(Data items)
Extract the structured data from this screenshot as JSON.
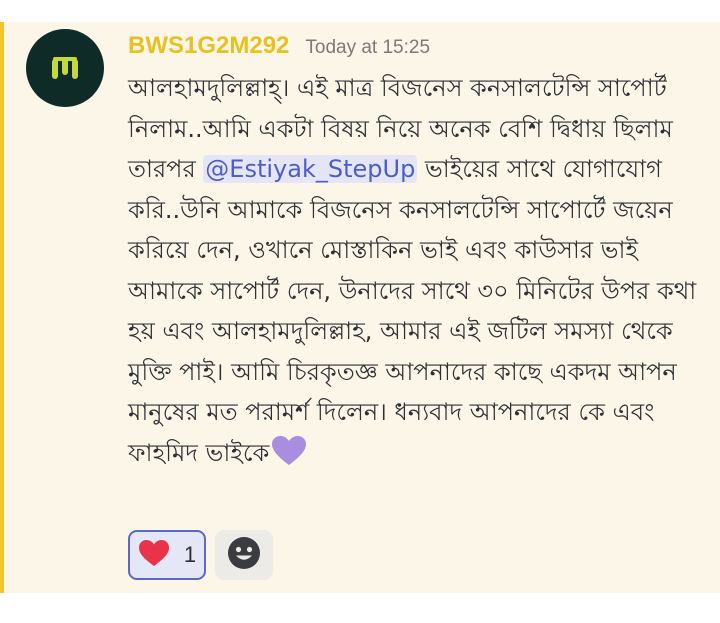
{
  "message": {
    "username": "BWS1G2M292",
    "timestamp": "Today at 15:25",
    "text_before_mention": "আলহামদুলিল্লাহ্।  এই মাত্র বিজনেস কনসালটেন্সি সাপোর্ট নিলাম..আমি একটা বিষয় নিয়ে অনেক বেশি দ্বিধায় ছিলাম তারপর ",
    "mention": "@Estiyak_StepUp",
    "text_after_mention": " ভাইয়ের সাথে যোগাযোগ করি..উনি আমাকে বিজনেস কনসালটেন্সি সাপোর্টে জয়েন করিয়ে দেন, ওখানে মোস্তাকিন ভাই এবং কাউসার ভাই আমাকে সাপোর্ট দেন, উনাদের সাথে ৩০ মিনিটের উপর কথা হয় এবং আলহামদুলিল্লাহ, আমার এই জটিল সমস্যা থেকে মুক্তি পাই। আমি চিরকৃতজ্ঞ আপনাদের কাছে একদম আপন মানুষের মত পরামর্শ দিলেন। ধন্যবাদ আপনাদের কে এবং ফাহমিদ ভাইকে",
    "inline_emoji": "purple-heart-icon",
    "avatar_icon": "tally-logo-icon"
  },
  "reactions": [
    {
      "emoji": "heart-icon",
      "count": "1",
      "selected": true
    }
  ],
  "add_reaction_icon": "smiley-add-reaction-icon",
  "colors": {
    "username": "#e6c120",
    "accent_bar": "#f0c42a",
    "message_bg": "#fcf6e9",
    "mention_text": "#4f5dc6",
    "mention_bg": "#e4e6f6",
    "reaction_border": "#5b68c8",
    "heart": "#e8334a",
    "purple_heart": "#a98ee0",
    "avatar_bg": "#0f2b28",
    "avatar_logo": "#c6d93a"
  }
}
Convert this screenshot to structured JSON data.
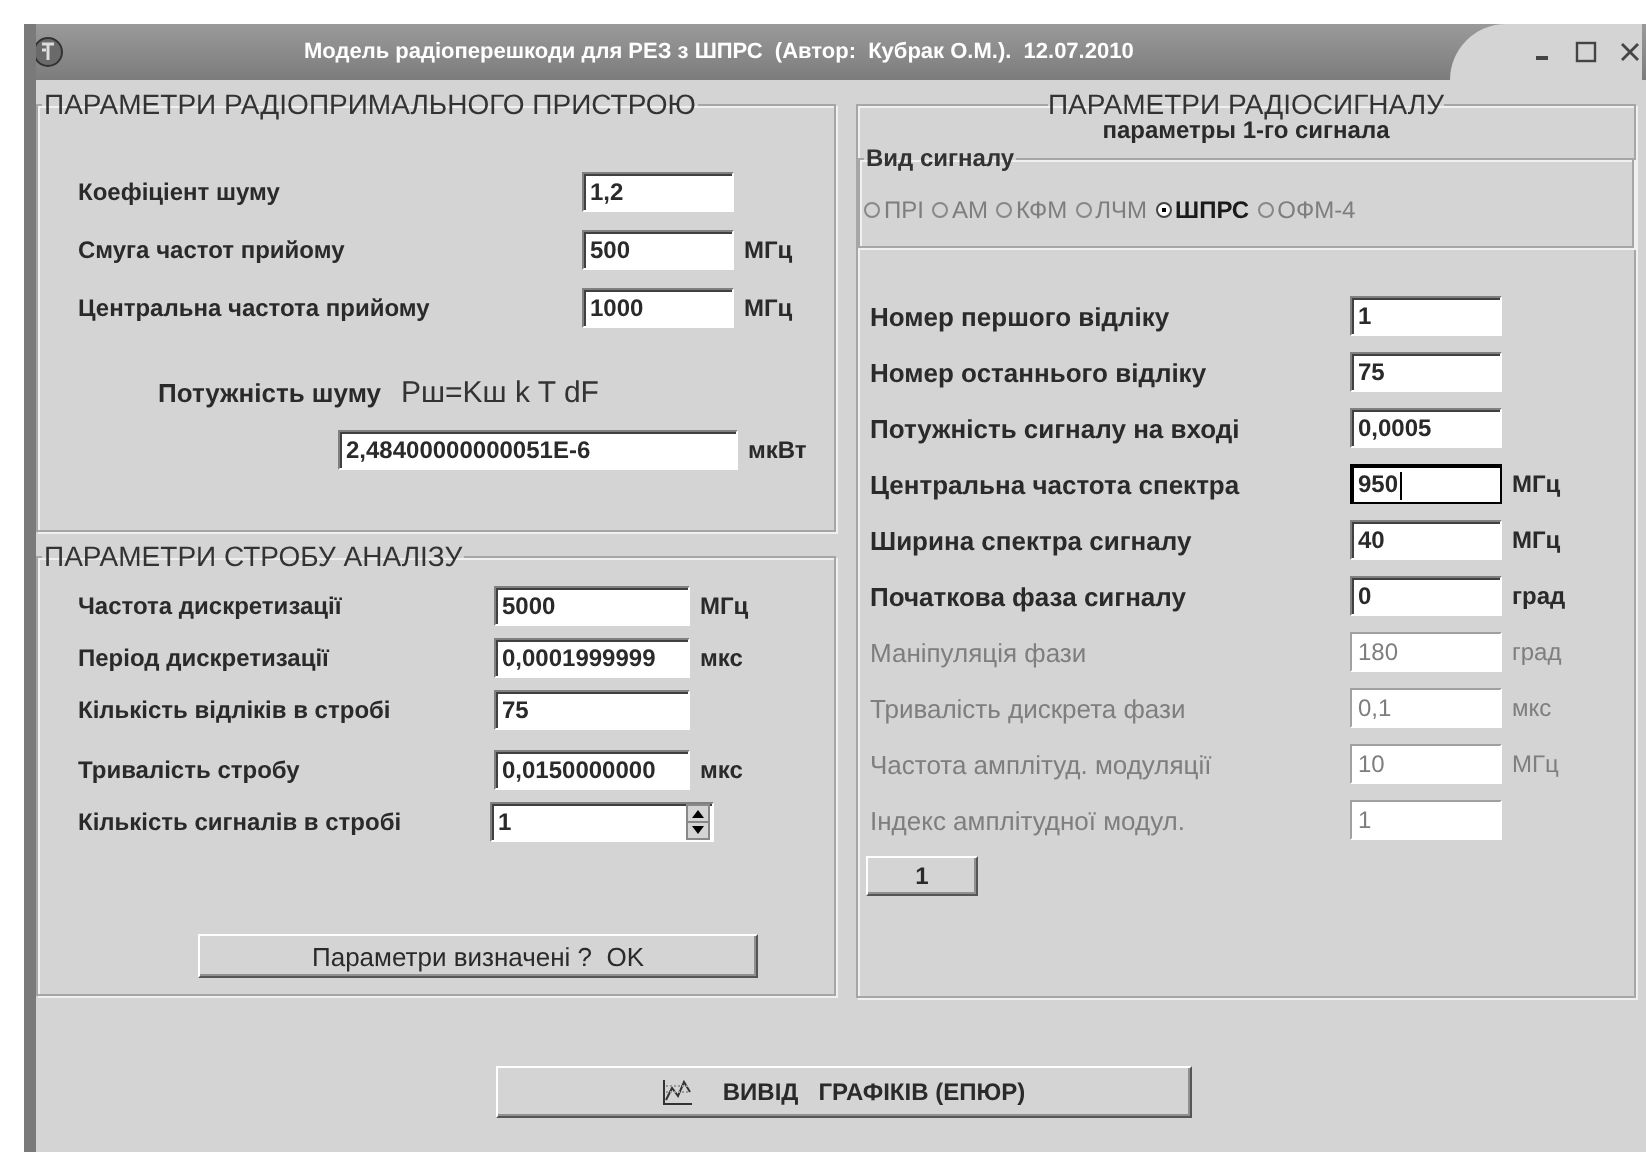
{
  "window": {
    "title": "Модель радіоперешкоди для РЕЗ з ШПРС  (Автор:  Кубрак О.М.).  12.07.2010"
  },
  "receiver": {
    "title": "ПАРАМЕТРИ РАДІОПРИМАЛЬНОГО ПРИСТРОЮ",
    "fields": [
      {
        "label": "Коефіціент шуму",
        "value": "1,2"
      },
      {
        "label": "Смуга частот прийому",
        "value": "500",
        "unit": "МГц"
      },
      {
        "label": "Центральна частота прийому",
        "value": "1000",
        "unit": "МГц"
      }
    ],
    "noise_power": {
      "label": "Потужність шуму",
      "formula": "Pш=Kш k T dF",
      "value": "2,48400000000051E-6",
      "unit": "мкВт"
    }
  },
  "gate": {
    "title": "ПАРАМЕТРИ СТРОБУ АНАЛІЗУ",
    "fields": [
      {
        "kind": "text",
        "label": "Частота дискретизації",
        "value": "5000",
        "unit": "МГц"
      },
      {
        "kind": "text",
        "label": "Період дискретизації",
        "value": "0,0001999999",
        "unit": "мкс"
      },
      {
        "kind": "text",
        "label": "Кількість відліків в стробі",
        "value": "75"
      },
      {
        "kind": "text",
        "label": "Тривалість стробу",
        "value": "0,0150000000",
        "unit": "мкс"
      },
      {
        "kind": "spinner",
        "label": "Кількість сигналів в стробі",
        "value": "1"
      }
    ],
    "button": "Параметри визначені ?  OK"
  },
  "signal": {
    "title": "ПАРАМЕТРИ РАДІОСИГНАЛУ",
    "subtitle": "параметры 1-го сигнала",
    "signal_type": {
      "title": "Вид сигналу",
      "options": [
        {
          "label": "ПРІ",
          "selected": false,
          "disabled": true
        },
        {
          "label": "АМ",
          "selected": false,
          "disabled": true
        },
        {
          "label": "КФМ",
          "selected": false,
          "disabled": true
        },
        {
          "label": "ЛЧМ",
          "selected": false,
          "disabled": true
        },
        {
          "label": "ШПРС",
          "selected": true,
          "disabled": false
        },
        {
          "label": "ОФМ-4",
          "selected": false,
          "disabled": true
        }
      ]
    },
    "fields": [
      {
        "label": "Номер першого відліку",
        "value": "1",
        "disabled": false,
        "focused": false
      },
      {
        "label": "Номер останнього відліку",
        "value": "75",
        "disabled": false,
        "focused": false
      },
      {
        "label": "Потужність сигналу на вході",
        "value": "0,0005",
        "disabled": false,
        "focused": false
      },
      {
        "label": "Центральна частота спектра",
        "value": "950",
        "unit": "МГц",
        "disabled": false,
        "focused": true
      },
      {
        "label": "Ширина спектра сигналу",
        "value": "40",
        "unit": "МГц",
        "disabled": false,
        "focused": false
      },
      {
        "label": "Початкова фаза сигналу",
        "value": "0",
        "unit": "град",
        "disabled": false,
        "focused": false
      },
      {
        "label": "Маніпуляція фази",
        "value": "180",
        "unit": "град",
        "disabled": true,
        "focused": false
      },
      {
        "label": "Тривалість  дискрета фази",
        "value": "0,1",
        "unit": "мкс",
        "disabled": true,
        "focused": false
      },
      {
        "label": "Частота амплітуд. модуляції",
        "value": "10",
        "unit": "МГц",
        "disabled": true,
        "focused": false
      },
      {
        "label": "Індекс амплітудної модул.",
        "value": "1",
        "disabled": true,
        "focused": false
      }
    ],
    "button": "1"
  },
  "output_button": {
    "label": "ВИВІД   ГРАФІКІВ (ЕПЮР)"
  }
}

==

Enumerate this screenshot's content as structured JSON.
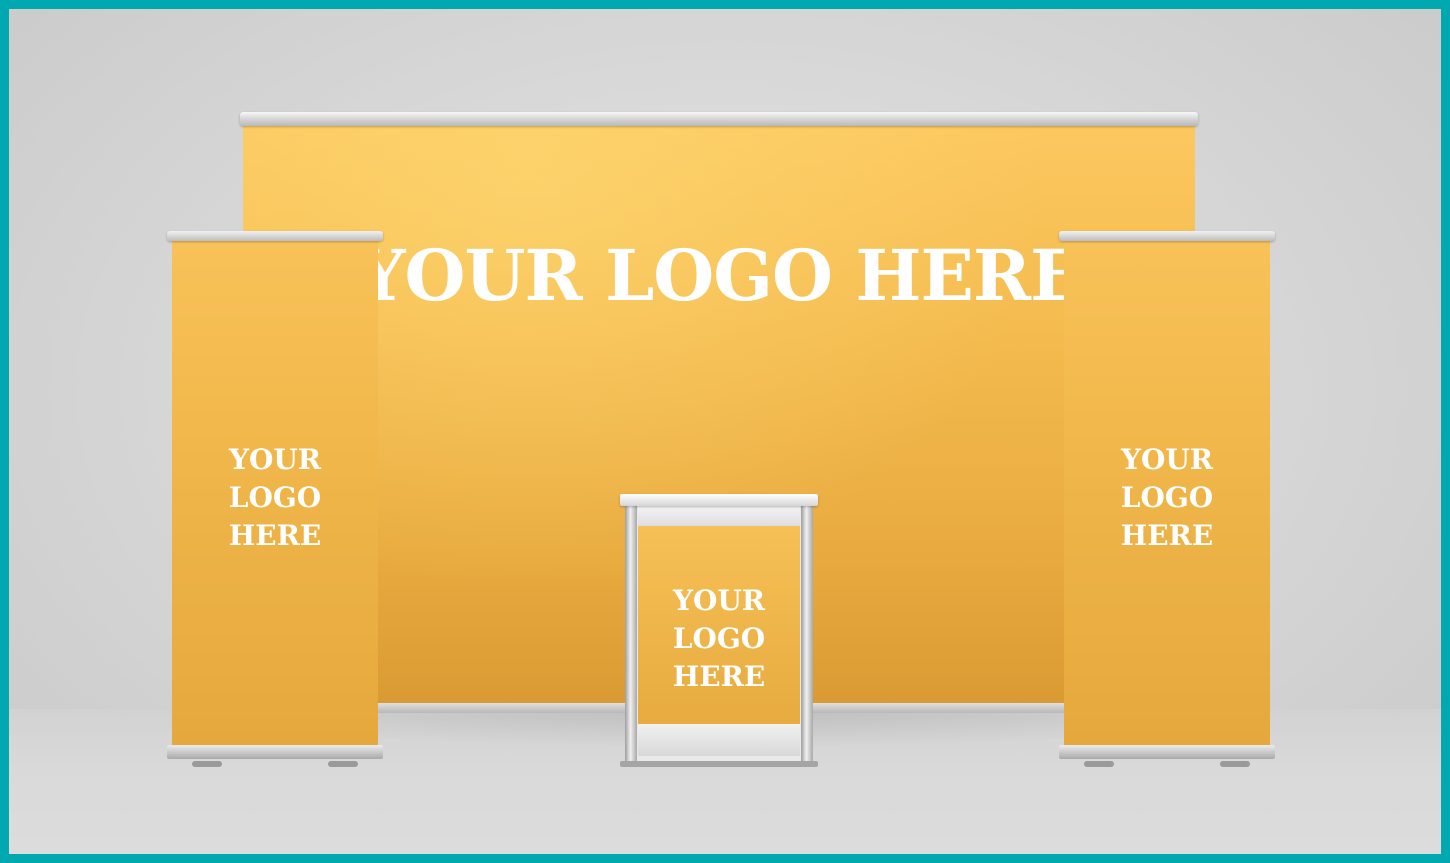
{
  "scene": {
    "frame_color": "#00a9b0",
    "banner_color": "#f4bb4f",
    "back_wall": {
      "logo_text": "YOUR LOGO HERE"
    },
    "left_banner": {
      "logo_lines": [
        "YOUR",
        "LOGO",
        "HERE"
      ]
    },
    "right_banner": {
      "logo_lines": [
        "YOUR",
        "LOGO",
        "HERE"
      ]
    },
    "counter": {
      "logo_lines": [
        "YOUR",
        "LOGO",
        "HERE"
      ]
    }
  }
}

Directions for this task: In the entries above, identify every line with the word "ШПРС". Copy those lines.

In response:
    "title": "Модель радіоперешкоди для РЕЗ з ШПРС  (Автор:  Кубрак О.М.).  12.07.2010"
          "label": "ШПРС",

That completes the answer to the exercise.